> _Exercise directions_: Search the records below for the word "diagrams". Pull out each line that has it.

── Extracted data ──

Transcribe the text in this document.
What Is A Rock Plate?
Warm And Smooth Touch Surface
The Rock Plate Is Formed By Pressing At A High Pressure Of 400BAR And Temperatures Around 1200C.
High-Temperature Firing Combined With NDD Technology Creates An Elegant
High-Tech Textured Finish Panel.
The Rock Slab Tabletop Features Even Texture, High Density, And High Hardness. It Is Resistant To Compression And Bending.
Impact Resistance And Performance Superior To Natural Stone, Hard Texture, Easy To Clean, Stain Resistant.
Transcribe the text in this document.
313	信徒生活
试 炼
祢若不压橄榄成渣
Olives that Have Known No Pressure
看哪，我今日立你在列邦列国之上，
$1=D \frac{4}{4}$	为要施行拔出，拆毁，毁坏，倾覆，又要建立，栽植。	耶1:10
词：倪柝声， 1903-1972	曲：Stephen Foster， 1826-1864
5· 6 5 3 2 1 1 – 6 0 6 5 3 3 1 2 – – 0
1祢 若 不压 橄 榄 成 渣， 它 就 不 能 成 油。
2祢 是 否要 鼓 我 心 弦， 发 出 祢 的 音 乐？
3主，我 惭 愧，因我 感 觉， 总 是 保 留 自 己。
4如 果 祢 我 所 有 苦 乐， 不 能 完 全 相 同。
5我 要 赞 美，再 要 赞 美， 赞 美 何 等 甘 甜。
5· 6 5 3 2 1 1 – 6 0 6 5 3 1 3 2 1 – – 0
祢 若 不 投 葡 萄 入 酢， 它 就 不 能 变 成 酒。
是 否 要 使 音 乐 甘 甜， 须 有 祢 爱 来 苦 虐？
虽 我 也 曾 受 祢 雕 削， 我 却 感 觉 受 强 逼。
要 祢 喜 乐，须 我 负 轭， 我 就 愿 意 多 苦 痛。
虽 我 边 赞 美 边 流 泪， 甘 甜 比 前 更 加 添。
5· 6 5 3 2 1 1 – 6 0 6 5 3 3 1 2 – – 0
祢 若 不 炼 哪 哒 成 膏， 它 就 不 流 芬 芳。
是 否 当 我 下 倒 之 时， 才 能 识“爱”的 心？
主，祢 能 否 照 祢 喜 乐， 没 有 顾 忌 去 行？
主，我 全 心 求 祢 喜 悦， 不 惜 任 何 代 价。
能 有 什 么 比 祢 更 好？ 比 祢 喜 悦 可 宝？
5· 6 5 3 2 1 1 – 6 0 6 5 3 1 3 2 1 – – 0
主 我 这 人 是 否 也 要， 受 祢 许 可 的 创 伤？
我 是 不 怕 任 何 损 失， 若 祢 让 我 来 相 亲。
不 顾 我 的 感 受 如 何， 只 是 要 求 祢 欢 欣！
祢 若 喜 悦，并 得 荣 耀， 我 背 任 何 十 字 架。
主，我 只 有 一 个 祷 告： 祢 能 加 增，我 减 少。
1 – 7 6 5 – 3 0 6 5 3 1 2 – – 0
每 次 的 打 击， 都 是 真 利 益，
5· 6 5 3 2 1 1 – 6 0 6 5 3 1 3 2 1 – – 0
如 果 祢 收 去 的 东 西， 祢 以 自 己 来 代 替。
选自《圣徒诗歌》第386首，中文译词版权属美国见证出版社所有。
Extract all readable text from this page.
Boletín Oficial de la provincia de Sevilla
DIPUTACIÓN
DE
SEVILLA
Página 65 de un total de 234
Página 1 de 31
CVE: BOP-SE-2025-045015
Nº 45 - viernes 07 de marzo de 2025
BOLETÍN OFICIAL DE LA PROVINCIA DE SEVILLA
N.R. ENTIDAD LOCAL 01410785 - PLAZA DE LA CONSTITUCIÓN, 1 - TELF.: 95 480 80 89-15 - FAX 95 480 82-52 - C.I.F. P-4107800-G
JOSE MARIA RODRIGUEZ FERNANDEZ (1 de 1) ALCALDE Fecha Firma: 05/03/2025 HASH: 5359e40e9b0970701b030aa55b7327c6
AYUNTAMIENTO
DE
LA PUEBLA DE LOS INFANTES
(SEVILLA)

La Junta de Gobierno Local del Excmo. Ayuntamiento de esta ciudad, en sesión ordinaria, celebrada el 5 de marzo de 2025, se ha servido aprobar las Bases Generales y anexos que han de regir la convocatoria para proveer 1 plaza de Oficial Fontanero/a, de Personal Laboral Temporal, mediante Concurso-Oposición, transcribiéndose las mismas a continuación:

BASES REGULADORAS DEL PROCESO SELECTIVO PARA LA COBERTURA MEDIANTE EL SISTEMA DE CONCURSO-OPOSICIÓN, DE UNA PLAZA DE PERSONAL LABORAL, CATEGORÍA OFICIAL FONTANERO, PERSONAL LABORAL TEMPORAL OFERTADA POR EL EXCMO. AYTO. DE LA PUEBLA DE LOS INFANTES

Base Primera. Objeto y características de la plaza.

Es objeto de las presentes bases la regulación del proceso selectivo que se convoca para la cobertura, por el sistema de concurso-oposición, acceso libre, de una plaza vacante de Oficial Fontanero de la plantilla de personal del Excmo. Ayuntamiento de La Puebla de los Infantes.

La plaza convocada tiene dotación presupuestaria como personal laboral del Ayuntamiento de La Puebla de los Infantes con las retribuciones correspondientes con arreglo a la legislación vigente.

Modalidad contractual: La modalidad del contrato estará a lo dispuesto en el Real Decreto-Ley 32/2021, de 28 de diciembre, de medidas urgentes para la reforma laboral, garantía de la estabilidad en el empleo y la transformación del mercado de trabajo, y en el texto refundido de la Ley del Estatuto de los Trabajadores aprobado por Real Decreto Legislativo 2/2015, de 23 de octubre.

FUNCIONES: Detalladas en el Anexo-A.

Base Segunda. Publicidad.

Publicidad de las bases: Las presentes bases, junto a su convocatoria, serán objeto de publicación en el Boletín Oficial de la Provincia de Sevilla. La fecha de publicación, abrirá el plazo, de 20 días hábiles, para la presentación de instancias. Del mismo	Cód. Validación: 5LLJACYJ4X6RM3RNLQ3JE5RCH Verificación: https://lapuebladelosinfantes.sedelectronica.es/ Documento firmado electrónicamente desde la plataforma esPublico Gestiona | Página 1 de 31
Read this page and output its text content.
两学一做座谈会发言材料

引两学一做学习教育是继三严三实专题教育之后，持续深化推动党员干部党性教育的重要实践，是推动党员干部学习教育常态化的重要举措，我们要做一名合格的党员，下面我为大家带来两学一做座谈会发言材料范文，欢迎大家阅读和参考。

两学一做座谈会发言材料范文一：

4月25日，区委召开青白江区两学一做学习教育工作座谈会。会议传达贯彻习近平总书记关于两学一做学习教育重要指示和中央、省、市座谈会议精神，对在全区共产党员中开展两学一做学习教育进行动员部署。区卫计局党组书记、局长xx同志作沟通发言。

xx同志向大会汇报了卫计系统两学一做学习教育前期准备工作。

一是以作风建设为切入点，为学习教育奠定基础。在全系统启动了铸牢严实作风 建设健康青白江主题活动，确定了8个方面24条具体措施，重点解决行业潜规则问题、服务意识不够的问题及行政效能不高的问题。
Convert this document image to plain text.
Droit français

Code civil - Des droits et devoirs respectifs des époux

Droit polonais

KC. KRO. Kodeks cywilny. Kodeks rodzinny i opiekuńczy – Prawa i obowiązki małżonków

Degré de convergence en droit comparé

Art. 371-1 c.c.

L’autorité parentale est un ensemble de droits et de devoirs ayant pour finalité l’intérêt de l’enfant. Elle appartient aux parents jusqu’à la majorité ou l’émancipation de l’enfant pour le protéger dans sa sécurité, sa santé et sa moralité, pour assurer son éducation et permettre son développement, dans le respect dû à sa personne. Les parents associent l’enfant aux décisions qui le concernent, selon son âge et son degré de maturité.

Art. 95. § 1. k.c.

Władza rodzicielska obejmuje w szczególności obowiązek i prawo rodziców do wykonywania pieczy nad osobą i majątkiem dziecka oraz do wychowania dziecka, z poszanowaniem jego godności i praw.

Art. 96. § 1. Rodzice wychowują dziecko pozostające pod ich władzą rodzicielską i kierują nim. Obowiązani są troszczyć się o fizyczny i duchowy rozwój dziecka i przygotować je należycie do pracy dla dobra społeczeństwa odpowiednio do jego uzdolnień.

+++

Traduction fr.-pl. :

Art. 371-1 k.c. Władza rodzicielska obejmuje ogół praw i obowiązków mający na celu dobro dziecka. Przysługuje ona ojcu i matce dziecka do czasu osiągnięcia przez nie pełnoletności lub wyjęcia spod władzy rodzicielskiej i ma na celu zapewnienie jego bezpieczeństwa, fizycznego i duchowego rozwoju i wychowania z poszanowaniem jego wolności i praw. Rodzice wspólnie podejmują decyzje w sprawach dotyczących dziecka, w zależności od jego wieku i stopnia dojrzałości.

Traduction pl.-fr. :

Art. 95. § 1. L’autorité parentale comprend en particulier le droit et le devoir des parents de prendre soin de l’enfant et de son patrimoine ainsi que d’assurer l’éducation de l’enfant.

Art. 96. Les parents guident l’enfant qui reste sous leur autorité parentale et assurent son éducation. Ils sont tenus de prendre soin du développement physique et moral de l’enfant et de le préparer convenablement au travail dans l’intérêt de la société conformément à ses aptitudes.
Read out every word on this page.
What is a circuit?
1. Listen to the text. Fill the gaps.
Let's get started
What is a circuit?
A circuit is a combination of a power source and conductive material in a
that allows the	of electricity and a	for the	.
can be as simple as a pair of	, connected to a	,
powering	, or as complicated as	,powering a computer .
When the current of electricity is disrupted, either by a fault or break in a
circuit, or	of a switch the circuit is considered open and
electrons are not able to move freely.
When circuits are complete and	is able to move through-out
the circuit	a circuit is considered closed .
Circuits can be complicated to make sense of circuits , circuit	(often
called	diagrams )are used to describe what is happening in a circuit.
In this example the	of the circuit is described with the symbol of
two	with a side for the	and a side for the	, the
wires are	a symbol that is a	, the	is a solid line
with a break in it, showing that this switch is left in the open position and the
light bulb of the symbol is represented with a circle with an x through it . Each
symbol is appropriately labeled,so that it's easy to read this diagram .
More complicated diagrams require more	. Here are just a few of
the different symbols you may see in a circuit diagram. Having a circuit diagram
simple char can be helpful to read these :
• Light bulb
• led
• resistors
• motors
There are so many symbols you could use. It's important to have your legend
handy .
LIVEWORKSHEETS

───

> _Exercise solution_:
called	diagrams )are used to describe what is happening in a circuit.
More complicated diagrams require more	. Here are just a few of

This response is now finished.